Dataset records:
——

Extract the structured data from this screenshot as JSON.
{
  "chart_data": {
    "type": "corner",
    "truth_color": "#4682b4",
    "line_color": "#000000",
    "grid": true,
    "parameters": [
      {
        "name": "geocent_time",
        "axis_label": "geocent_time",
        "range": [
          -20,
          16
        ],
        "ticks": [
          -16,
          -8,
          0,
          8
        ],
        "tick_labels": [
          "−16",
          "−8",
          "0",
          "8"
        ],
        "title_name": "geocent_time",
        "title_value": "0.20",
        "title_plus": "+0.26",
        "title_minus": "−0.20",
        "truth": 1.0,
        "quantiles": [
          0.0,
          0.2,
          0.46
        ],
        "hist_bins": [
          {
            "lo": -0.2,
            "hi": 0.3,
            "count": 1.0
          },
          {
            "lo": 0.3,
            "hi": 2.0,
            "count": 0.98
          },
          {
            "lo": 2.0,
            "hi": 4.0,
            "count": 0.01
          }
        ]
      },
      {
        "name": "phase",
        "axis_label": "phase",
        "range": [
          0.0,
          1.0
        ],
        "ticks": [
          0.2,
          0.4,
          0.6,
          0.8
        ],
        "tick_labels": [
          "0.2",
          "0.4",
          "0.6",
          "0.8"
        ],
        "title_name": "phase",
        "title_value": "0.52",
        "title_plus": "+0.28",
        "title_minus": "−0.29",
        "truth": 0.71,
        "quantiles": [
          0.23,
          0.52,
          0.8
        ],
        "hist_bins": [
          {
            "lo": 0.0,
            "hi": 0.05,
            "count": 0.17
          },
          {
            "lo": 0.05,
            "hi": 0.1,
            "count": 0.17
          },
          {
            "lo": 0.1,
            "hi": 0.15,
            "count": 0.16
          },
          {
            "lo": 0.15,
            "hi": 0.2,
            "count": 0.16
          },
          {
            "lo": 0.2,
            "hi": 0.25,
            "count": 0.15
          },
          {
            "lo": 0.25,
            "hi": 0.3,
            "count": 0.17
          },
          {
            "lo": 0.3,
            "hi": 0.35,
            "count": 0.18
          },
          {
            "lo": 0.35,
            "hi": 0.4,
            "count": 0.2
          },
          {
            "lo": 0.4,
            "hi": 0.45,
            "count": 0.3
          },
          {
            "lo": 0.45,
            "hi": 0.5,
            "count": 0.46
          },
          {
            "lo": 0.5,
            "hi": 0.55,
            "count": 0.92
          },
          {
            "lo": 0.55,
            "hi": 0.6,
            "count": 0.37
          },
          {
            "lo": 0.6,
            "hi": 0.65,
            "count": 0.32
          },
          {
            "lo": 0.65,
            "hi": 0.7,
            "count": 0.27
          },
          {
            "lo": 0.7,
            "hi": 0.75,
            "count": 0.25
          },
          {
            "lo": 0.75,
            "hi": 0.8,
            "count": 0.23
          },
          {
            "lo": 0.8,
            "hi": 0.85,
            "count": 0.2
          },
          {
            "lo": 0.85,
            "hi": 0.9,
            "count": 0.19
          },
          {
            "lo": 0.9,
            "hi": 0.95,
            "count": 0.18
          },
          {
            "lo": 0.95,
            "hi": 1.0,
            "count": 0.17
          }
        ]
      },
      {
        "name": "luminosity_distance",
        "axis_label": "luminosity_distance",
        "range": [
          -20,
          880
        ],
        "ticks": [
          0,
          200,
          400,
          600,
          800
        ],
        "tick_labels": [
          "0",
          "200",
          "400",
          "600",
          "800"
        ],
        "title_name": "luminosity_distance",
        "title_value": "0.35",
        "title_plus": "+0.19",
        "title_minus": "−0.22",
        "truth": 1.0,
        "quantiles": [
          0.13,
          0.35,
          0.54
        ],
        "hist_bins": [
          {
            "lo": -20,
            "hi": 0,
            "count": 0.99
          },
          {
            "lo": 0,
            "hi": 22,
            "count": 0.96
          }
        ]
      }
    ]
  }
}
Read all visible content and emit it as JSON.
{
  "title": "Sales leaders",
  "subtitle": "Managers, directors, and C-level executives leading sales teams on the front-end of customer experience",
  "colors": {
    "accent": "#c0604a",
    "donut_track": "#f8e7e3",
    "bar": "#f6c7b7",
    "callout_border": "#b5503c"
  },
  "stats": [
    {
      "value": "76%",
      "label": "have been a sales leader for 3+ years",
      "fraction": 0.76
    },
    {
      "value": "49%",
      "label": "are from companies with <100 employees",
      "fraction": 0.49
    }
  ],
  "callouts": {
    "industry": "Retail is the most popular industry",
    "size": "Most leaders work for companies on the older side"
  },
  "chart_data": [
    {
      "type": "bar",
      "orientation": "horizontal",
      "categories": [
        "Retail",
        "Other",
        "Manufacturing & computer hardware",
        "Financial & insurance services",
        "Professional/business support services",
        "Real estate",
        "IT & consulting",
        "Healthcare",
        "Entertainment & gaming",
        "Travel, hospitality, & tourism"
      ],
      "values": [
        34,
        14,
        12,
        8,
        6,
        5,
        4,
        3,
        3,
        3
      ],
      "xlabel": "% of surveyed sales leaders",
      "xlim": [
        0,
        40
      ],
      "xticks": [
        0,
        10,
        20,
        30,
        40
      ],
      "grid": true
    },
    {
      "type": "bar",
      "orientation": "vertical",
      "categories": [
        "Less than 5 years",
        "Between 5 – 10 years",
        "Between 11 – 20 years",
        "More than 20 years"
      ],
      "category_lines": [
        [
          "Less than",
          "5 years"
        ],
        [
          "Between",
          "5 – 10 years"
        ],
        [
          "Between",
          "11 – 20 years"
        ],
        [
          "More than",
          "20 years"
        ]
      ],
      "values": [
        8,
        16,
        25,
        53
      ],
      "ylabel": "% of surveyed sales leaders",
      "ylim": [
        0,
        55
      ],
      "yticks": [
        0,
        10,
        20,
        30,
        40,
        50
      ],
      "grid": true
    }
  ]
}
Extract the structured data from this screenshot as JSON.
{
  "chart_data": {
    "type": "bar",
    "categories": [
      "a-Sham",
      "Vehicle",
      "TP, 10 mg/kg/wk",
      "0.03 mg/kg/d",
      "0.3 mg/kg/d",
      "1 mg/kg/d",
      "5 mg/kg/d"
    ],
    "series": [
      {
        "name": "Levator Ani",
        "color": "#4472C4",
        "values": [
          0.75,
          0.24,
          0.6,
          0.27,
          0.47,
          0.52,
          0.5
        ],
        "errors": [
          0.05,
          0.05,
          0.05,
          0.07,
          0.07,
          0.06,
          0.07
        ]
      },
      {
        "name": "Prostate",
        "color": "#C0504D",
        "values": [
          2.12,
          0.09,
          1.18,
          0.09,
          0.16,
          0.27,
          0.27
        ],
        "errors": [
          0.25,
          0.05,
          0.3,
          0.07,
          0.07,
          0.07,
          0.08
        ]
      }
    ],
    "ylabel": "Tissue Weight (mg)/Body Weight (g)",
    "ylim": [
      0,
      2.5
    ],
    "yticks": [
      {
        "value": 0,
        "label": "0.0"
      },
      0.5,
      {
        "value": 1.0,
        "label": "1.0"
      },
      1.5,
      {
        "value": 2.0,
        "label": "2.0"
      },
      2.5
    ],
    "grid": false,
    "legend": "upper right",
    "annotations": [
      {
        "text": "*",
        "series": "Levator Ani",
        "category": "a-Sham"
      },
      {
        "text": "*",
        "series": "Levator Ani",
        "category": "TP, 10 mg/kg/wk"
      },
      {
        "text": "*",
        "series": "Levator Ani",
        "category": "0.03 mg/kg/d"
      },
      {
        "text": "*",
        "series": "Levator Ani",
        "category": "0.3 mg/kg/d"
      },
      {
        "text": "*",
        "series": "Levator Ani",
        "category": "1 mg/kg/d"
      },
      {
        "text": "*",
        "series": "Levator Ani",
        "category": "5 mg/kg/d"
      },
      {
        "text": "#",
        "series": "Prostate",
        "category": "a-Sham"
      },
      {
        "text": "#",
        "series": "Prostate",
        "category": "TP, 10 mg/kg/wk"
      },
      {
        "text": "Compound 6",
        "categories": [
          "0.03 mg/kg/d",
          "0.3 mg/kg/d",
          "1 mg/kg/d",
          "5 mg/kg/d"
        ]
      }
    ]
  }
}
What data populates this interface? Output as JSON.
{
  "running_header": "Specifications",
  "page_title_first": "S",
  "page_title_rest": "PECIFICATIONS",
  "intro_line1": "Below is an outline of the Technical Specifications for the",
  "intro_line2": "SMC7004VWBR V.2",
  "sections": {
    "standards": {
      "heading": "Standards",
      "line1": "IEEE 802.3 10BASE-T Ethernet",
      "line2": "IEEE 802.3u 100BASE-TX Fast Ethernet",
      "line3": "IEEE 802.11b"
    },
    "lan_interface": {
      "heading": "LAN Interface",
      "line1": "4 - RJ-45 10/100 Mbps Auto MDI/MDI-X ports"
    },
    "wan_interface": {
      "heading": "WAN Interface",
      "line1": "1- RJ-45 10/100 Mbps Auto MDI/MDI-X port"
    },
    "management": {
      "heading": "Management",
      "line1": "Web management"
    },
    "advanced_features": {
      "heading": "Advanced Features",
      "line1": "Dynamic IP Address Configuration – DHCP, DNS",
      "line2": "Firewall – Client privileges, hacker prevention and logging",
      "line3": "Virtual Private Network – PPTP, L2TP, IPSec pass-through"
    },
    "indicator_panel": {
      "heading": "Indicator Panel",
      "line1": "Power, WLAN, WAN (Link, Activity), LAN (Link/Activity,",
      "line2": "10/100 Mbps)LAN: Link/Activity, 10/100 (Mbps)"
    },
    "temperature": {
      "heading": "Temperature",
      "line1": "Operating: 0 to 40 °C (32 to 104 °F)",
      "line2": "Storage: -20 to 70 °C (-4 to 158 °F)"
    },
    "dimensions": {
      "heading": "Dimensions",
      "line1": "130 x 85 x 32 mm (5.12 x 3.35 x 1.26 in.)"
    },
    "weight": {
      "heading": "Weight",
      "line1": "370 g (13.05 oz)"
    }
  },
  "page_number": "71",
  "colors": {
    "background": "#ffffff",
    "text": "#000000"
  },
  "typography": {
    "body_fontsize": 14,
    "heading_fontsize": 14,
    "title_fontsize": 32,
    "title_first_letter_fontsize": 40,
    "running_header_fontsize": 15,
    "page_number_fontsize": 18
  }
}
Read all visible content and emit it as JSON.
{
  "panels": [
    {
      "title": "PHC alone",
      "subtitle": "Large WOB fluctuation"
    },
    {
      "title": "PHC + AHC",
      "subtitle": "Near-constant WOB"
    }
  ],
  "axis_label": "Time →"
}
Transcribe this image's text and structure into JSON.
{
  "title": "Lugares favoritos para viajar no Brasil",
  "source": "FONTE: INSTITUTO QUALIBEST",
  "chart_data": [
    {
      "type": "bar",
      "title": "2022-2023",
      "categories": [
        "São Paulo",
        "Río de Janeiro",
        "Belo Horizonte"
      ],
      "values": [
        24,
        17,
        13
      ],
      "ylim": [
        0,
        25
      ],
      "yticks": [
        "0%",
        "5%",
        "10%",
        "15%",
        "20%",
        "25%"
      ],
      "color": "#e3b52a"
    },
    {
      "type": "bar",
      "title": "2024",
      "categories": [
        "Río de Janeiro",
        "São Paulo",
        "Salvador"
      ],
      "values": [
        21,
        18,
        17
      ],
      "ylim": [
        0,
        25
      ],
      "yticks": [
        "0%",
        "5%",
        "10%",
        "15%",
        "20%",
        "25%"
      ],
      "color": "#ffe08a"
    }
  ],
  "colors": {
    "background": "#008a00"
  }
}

——

> **STATED TASK**
Copy, from the material above, each line in which the string "this" occurs.

> **EXERCISE RESPONSE**
Extract the structured data from this screenshot as JSON.
Extract the structured data from this screenshot as JSON.
What data populates this interface? Output as JSON.
Transcribe this image's text and structure into JSON.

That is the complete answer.